THE TASK |
Select each line where the word "color" appears.

MATERIAL PROVIDED |
(begin)
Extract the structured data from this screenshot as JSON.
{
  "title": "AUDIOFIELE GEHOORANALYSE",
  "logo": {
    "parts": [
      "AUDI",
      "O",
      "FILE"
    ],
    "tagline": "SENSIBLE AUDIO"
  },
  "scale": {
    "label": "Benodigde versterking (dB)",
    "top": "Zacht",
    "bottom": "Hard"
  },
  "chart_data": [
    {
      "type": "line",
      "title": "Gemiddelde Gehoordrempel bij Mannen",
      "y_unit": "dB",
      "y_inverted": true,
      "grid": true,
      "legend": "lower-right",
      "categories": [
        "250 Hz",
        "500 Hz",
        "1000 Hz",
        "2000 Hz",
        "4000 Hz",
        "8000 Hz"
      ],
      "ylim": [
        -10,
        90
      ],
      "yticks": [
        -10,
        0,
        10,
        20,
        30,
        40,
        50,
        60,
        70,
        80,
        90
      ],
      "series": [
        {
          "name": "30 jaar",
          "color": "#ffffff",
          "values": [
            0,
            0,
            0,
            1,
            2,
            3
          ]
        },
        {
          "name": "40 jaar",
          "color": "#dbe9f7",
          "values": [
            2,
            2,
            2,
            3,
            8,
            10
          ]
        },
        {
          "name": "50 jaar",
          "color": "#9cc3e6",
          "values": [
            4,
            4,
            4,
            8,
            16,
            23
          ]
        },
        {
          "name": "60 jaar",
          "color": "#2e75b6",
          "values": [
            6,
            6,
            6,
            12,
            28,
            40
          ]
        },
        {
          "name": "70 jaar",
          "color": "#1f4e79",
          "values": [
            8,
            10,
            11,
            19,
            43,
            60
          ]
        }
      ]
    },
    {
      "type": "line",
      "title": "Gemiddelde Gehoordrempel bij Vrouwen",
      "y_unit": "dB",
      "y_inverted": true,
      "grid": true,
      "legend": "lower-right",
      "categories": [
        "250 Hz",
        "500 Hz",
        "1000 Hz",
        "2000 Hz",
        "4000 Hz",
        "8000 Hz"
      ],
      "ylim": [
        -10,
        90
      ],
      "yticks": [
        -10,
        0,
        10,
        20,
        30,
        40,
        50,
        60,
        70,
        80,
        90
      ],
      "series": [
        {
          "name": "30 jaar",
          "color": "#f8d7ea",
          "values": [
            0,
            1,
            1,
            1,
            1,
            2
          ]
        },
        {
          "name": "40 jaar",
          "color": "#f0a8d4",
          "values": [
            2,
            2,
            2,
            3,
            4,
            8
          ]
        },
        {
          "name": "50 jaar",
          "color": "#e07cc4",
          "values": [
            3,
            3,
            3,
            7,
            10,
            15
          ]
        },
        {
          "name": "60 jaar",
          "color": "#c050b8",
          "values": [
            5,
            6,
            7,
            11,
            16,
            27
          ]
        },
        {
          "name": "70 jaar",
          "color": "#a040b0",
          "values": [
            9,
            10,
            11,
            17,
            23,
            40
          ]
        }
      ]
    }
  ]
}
(end)
TASK ANSWER |
          "color": "#ffffff",
          "color": "#dbe9f7",
          "color": "#9cc3e6",
          "color": "#2e75b6",
          "color": "#1f4e79",
          "color": "#f8d7ea",
          "color": "#f0a8d4",
          "color": "#e07cc4",
          "color": "#c050b8",
          "color": "#a040b0",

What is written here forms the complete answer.